DESCRIPTION OF THE TASK >> Would you transcribe all of the data exactly, down to the last character?

MATERIAL FOR THIS EXERCISE >>
----------------------------------------

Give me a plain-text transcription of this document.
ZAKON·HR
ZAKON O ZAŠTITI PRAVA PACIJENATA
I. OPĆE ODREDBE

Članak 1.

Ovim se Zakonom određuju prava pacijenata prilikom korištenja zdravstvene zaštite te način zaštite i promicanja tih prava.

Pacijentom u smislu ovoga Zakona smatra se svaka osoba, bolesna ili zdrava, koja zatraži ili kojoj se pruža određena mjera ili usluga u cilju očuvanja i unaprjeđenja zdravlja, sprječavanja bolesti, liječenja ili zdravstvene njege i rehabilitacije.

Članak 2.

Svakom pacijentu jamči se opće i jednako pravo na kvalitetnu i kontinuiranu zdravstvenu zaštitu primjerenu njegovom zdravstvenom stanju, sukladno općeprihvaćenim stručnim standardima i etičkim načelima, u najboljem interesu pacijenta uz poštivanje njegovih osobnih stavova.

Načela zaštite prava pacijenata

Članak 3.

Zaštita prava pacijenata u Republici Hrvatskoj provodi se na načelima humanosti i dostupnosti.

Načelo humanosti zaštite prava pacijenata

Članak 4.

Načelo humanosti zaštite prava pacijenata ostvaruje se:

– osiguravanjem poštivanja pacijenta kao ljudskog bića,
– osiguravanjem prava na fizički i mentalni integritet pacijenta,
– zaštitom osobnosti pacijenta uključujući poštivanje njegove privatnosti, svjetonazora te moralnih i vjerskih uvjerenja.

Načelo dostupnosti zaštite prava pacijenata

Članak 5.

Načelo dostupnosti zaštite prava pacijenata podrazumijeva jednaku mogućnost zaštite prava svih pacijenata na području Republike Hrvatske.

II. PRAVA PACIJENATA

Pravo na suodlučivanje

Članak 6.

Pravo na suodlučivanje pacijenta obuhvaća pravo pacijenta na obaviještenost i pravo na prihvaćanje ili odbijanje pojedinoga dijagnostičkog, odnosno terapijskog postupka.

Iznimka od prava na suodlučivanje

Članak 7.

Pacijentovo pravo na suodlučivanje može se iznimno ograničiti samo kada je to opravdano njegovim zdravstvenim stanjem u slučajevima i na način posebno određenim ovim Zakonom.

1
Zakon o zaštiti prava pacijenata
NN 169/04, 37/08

----------------------------------------

OUTPUT OF THE EXERCISE >>
Give me a plain-text transcription of this document.
ZAKON·HR
ZAKON O ZAŠTITI PRAVA PACIJENATA
I. OPĆE ODREDBE

Članak 1.

Ovim se Zakonom određuju prava pacijenata prilikom korištenja zdravstvene zaštite te način zaštite i promicanja tih prava.

Pacijentom u smislu ovoga Zakona smatra se svaka osoba, bolesna ili zdrava, koja zatraži ili kojoj se pruža određena mjera ili usluga u cilju očuvanja i unaprjeđenja zdravlja, sprječavanja bolesti, liječenja ili zdravstvene njege i rehabilitacije.

Članak 2.

Svakom pacijentu jamči se opće i jednako pravo na kvalitetnu i kontinuiranu zdravstvenu zaštitu primjerenu njegovom zdravstvenom stanju, sukladno općeprihvaćenim stručnim standardima i etičkim načelima, u najboljem interesu pacijenta uz poštivanje njegovih osobnih stavova.

Načela zaštite prava pacijenata

Članak 3.

Zaštita prava pacijenata u Republici Hrvatskoj provodi se na načelima humanosti i dostupnosti.

Načelo humanosti zaštite prava pacijenata

Članak 4.

Načelo humanosti zaštite prava pacijenata ostvaruje se:

– osiguravanjem poštivanja pacijenta kao ljudskog bića,
– osiguravanjem prava na fizički i mentalni integritet pacijenta,
– zaštitom osobnosti pacijenta uključujući poštivanje njegove privatnosti, svjetonazora te moralnih i vjerskih uvjerenja.

Načelo dostupnosti zaštite prava pacijenata

Članak 5.

Načelo dostupnosti zaštite prava pacijenata podrazumijeva jednaku mogućnost zaštite prava svih pacijenata na području Republike Hrvatske.

II. PRAVA PACIJENATA

Pravo na suodlučivanje

Članak 6.

Pravo na suodlučivanje pacijenta obuhvaća pravo pacijenta na obaviještenost i pravo na prihvaćanje ili odbijanje pojedinoga dijagnostičkog, odnosno terapijskog postupka.

Iznimka od prava na suodlučivanje

Članak 7.

Pacijentovo pravo na suodlučivanje može se iznimno ograničiti samo kada je to opravdano njegovim zdravstvenim stanjem u slučajevima i na način posebno određenim ovim Zakonom.

1
Zakon o zaštiti prava pacijenata
NN 169/04, 37/08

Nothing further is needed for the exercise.